### Work to complete
Images are not part of the copy; write out the rest of the data exactly as given.

[Saved entries]
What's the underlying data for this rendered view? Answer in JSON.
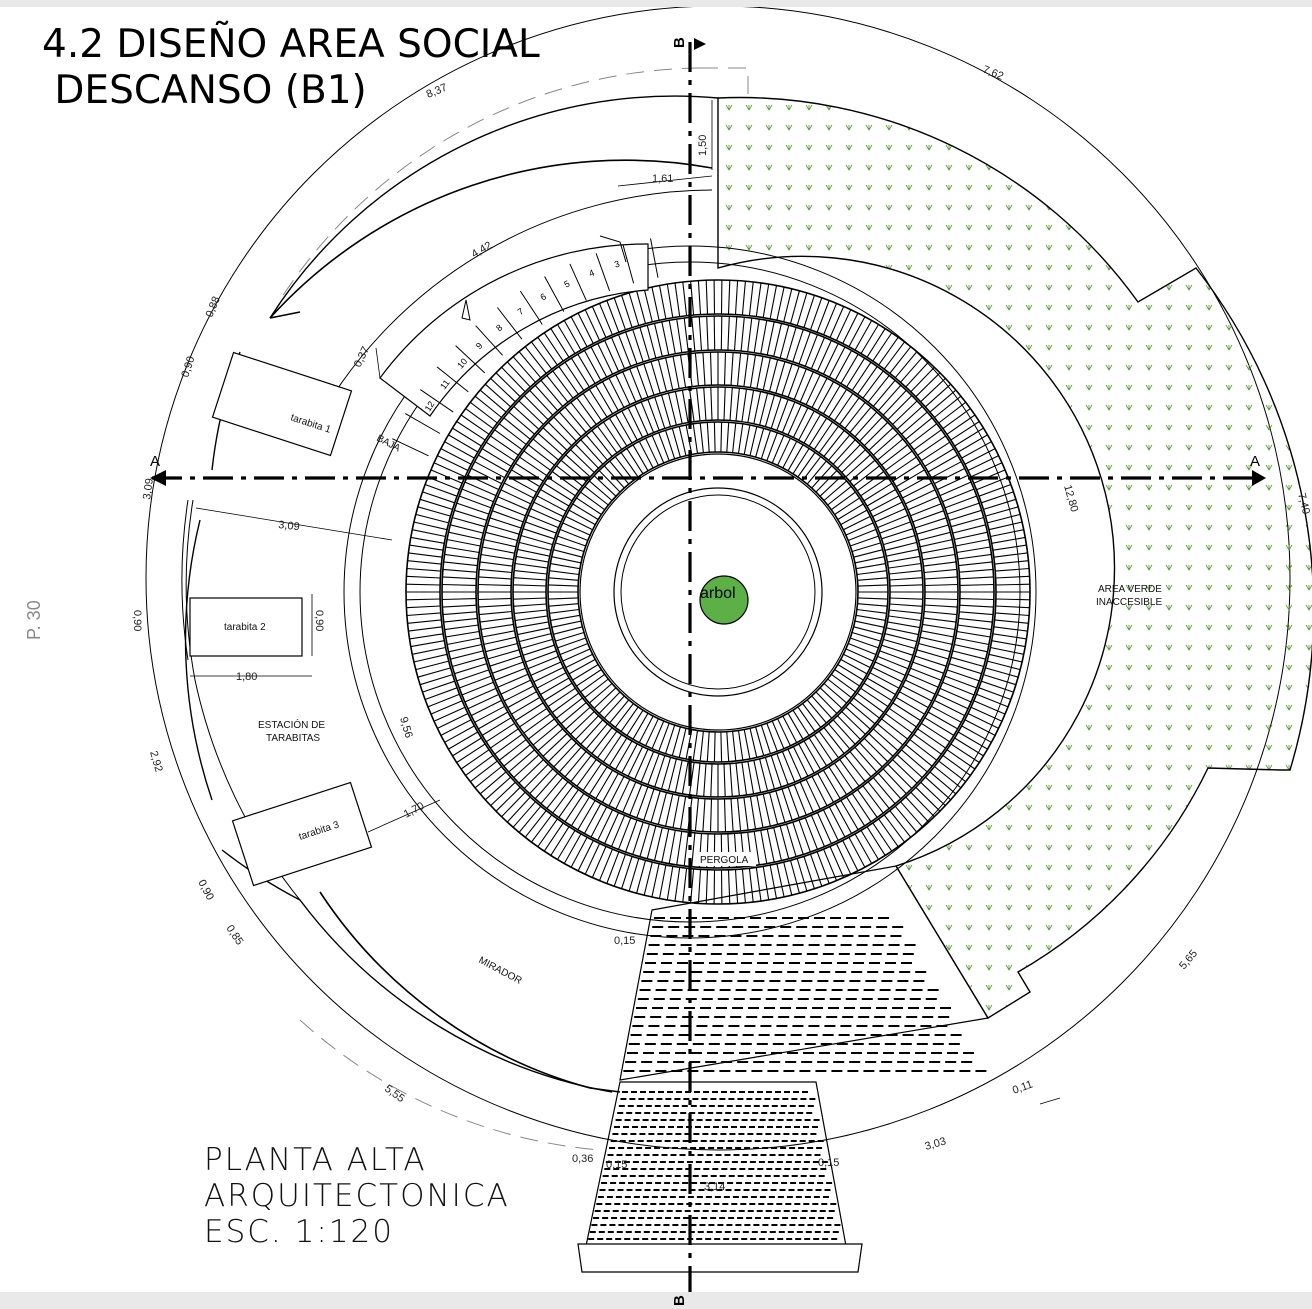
{
  "title": "4.2 DISEÑO AREA SOCIAL\n DESCANSO (B1)",
  "page_number": "P. 30",
  "caption": {
    "line1": "PLANTA ALTA",
    "line2": "ARQUITECTONICA",
    "line3": "ESC. 1:120"
  },
  "section_marks": {
    "horizontal_left": "A",
    "horizontal_right": "A",
    "vertical_top": "B",
    "vertical_bottom": "B"
  },
  "labels": {
    "tarabita_1": "tarabita 1",
    "tarabita_2": "tarabita 2",
    "tarabita_3": "tarabita 3",
    "estacion_line1": "ESTACIÓN DE",
    "estacion_line2": "TARABITAS",
    "mirador": "MIRADOR",
    "pergola": "PERGOLA",
    "arbol": "arbol",
    "area_verde_line1": "AREA VERDE",
    "area_verde_line2": "INACCESIBLE",
    "baja": "BAJA"
  },
  "stairs": [
    "3",
    "4",
    "5",
    "6",
    "7",
    "8",
    "9",
    "10",
    "11",
    "12"
  ],
  "dimensions": {
    "d_837": "8,37",
    "d_762": "7,62",
    "d_150": "1,50",
    "d_161": "1,61",
    "d_442": "4,42",
    "d_037": "0,37",
    "d_088": "0,88",
    "d_090a": "0,90",
    "d_309a": "3,09",
    "d_309b": "3,09",
    "d_090b": "0,90",
    "d_090c": "0,90",
    "d_180": "1,80",
    "d_292": "2,92",
    "d_956": "9,56",
    "d_170": "1,70",
    "d_1280": "12,80",
    "d_740": "7,40",
    "d_015a": "0,15",
    "d_090d": "0,90",
    "d_085": "0,85",
    "d_555": "5,55",
    "d_565": "5,65",
    "d_011": "0,11",
    "d_303": "3,03",
    "d_036": "0,36",
    "d_015b": "0,15",
    "d_015c": "0,15",
    "d_314": "3,14"
  },
  "colors": {
    "line": "#000000",
    "green_hatch": "#4c9a2a",
    "tree_fill": "#5cb046",
    "frame": "#e9e9e9",
    "page_number": "#888888"
  }
}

### The result
What's the underlying data for this rendered view? Answer in JSON.
{
  "title": "4.2 DISEÑO AREA SOCIAL\n DESCANSO (B1)",
  "page_number": "P. 30",
  "caption": {
    "line1": "PLANTA ALTA",
    "line2": "ARQUITECTONICA",
    "line3": "ESC. 1:120"
  },
  "section_marks": {
    "horizontal_left": "A",
    "horizontal_right": "A",
    "vertical_top": "B",
    "vertical_bottom": "B"
  },
  "labels": {
    "tarabita_1": "tarabita 1",
    "tarabita_2": "tarabita 2",
    "tarabita_3": "tarabita 3",
    "estacion_line1": "ESTACIÓN DE",
    "estacion_line2": "TARABITAS",
    "mirador": "MIRADOR",
    "pergola": "PERGOLA",
    "arbol": "arbol",
    "area_verde_line1": "AREA VERDE",
    "area_verde_line2": "INACCESIBLE",
    "baja": "BAJA"
  },
  "stairs": [
    "3",
    "4",
    "5",
    "6",
    "7",
    "8",
    "9",
    "10",
    "11",
    "12"
  ],
  "dimensions": {
    "d_837": "8,37",
    "d_762": "7,62",
    "d_150": "1,50",
    "d_161": "1,61",
    "d_442": "4,42",
    "d_037": "0,37",
    "d_088": "0,88",
    "d_090a": "0,90",
    "d_309a": "3,09",
    "d_309b": "3,09",
    "d_090b": "0,90",
    "d_090c": "0,90",
    "d_180": "1,80",
    "d_292": "2,92",
    "d_956": "9,56",
    "d_170": "1,70",
    "d_1280": "12,80",
    "d_740": "7,40",
    "d_015a": "0,15",
    "d_090d": "0,90",
    "d_085": "0,85",
    "d_555": "5,55",
    "d_565": "5,65",
    "d_011": "0,11",
    "d_303": "3,03",
    "d_036": "0,36",
    "d_015b": "0,15",
    "d_015c": "0,15",
    "d_314": "3,14"
  },
  "colors": {
    "line": "#000000",
    "green_hatch": "#4c9a2a",
    "tree_fill": "#5cb046",
    "frame": "#e9e9e9",
    "page_number": "#888888"
  }
}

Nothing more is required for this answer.